Part of a data file
* Begin *
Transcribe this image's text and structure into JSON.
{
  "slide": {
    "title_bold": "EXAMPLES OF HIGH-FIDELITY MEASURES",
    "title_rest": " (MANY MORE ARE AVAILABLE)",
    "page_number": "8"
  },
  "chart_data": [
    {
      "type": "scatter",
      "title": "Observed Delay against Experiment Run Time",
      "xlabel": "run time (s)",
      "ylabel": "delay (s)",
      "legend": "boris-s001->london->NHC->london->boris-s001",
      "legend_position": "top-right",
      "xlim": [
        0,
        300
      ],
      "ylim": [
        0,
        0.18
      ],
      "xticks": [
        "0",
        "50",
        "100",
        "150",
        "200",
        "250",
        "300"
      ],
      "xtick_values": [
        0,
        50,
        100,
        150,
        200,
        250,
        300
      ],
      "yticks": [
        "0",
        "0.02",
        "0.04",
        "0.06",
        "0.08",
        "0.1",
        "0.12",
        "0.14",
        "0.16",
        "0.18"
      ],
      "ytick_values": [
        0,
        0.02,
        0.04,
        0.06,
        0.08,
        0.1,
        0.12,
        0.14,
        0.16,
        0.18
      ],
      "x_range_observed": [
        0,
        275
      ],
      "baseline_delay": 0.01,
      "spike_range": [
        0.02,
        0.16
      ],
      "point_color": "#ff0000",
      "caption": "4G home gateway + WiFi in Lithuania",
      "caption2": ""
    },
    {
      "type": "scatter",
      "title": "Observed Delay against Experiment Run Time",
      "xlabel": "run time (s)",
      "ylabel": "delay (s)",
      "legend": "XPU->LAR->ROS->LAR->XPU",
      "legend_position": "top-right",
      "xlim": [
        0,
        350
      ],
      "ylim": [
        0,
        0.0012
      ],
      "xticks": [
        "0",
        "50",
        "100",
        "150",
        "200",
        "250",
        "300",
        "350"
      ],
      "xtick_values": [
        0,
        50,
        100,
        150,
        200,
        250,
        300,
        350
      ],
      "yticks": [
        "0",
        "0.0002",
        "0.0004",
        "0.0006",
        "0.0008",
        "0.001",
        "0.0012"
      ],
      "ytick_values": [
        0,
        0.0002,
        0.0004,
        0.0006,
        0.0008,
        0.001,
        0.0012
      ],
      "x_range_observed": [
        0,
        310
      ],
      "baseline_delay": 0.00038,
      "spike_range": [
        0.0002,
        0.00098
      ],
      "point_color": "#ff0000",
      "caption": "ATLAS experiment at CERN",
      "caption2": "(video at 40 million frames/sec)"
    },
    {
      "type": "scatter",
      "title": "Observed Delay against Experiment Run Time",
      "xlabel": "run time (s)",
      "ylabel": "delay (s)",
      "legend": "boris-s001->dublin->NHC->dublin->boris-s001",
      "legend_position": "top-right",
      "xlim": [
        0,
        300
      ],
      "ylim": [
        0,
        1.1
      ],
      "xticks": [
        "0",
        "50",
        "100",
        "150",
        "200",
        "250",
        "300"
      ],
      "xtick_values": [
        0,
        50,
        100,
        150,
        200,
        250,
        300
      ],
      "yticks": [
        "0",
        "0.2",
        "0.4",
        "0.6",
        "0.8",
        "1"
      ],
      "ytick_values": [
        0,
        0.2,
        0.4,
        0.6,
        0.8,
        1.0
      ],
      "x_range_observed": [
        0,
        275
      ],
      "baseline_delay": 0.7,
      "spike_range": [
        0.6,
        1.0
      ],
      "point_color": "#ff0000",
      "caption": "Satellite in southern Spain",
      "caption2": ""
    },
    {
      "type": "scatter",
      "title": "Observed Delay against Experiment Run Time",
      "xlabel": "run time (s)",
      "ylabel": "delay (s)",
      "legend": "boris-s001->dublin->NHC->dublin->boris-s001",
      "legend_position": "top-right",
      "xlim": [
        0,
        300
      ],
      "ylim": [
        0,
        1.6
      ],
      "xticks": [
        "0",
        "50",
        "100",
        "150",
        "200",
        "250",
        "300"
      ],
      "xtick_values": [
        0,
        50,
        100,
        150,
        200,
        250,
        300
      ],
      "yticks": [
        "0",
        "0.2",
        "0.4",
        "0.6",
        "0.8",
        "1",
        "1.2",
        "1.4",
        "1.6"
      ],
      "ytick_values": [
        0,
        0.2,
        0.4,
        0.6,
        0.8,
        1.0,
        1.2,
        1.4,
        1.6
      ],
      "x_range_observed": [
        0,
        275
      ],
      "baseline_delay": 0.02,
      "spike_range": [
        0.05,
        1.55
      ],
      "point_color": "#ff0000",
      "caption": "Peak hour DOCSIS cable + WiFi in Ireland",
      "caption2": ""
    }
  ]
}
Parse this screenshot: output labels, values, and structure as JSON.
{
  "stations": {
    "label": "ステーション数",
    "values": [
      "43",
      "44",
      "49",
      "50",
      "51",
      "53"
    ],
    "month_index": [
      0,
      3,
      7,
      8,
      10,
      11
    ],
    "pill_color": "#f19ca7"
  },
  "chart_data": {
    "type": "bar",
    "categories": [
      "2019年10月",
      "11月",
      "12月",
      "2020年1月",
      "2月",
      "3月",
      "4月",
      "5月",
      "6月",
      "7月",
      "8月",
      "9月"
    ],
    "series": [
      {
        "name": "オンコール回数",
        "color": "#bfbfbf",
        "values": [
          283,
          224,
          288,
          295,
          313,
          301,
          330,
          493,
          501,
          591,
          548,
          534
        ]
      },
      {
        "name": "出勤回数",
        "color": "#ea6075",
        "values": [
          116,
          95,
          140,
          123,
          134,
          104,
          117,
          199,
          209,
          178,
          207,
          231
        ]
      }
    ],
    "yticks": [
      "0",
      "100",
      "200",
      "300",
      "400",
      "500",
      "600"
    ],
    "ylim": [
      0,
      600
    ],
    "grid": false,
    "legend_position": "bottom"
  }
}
* End *
What is required -
Write down the full listing again, exactly.

Result for this exercise -
Transcribe this image's text and structure into JSON.
{
  "slide": {
    "title_bold": "EXAMPLES OF HIGH-FIDELITY MEASURES",
    "title_rest": " (MANY MORE ARE AVAILABLE)",
    "page_number": "8"
  },
  "chart_data": [
    {
      "type": "scatter",
      "title": "Observed Delay against Experiment Run Time",
      "xlabel": "run time (s)",
      "ylabel": "delay (s)",
      "legend": "boris-s001->london->NHC->london->boris-s001",
      "legend_position": "top-right",
      "xlim": [
        0,
        300
      ],
      "ylim": [
        0,
        0.18
      ],
      "xticks": [
        "0",
        "50",
        "100",
        "150",
        "200",
        "250",
        "300"
      ],
      "xtick_values": [
        0,
        50,
        100,
        150,
        200,
        250,
        300
      ],
      "yticks": [
        "0",
        "0.02",
        "0.04",
        "0.06",
        "0.08",
        "0.1",
        "0.12",
        "0.14",
        "0.16",
        "0.18"
      ],
      "ytick_values": [
        0,
        0.02,
        0.04,
        0.06,
        0.08,
        0.1,
        0.12,
        0.14,
        0.16,
        0.18
      ],
      "x_range_observed": [
        0,
        275
      ],
      "baseline_delay": 0.01,
      "spike_range": [
        0.02,
        0.16
      ],
      "point_color": "#ff0000",
      "caption": "4G home gateway + WiFi in Lithuania",
      "caption2": ""
    },
    {
      "type": "scatter",
      "title": "Observed Delay against Experiment Run Time",
      "xlabel": "run time (s)",
      "ylabel": "delay (s)",
      "legend": "XPU->LAR->ROS->LAR->XPU",
      "legend_position": "top-right",
      "xlim": [
        0,
        350
      ],
      "ylim": [
        0,
        0.0012
      ],
      "xticks": [
        "0",
        "50",
        "100",
        "150",
        "200",
        "250",
        "300",
        "350"
      ],
      "xtick_values": [
        0,
        50,
        100,
        150,
        200,
        250,
        300,
        350
      ],
      "yticks": [
        "0",
        "0.0002",
        "0.0004",
        "0.0006",
        "0.0008",
        "0.001",
        "0.0012"
      ],
      "ytick_values": [
        0,
        0.0002,
        0.0004,
        0.0006,
        0.0008,
        0.001,
        0.0012
      ],
      "x_range_observed": [
        0,
        310
      ],
      "baseline_delay": 0.00038,
      "spike_range": [
        0.0002,
        0.00098
      ],
      "point_color": "#ff0000",
      "caption": "ATLAS experiment at CERN",
      "caption2": "(video at 40 million frames/sec)"
    },
    {
      "type": "scatter",
      "title": "Observed Delay against Experiment Run Time",
      "xlabel": "run time (s)",
      "ylabel": "delay (s)",
      "legend": "boris-s001->dublin->NHC->dublin->boris-s001",
      "legend_position": "top-right",
      "xlim": [
        0,
        300
      ],
      "ylim": [
        0,
        1.1
      ],
      "xticks": [
        "0",
        "50",
        "100",
        "150",
        "200",
        "250",
        "300"
      ],
      "xtick_values": [
        0,
        50,
        100,
        150,
        200,
        250,
        300
      ],
      "yticks": [
        "0",
        "0.2",
        "0.4",
        "0.6",
        "0.8",
        "1"
      ],
      "ytick_values": [
        0,
        0.2,
        0.4,
        0.6,
        0.8,
        1.0
      ],
      "x_range_observed": [
        0,
        275
      ],
      "baseline_delay": 0.7,
      "spike_range": [
        0.6,
        1.0
      ],
      "point_color": "#ff0000",
      "caption": "Satellite in southern Spain",
      "caption2": ""
    },
    {
      "type": "scatter",
      "title": "Observed Delay against Experiment Run Time",
      "xlabel": "run time (s)",
      "ylabel": "delay (s)",
      "legend": "boris-s001->dublin->NHC->dublin->boris-s001",
      "legend_position": "top-right",
      "xlim": [
        0,
        300
      ],
      "ylim": [
        0,
        1.6
      ],
      "xticks": [
        "0",
        "50",
        "100",
        "150",
        "200",
        "250",
        "300"
      ],
      "xtick_values": [
        0,
        50,
        100,
        150,
        200,
        250,
        300
      ],
      "yticks": [
        "0",
        "0.2",
        "0.4",
        "0.6",
        "0.8",
        "1",
        "1.2",
        "1.4",
        "1.6"
      ],
      "ytick_values": [
        0,
        0.2,
        0.4,
        0.6,
        0.8,
        1.0,
        1.2,
        1.4,
        1.6
      ],
      "x_range_observed": [
        0,
        275
      ],
      "baseline_delay": 0.02,
      "spike_range": [
        0.05,
        1.55
      ],
      "point_color": "#ff0000",
      "caption": "Peak hour DOCSIS cable + WiFi in Ireland",
      "caption2": ""
    }
  ]
}
Parse this screenshot: output labels, values, and structure as JSON.
{
  "stations": {
    "label": "ステーション数",
    "values": [
      "43",
      "44",
      "49",
      "50",
      "51",
      "53"
    ],
    "month_index": [
      0,
      3,
      7,
      8,
      10,
      11
    ],
    "pill_color": "#f19ca7"
  },
  "chart_data": {
    "type": "bar",
    "categories": [
      "2019年10月",
      "11月",
      "12月",
      "2020年1月",
      "2月",
      "3月",
      "4月",
      "5月",
      "6月",
      "7月",
      "8月",
      "9月"
    ],
    "series": [
      {
        "name": "オンコール回数",
        "color": "#bfbfbf",
        "values": [
          283,
          224,
          288,
          295,
          313,
          301,
          330,
          493,
          501,
          591,
          548,
          534
        ]
      },
      {
        "name": "出勤回数",
        "color": "#ea6075",
        "values": [
          116,
          95,
          140,
          123,
          134,
          104,
          117,
          199,
          209,
          178,
          207,
          231
        ]
      }
    ],
    "yticks": [
      "0",
      "100",
      "200",
      "300",
      "400",
      "500",
      "600"
    ],
    "ylim": [
      0,
      600
    ],
    "grid": false,
    "legend_position": "bottom"
  }
}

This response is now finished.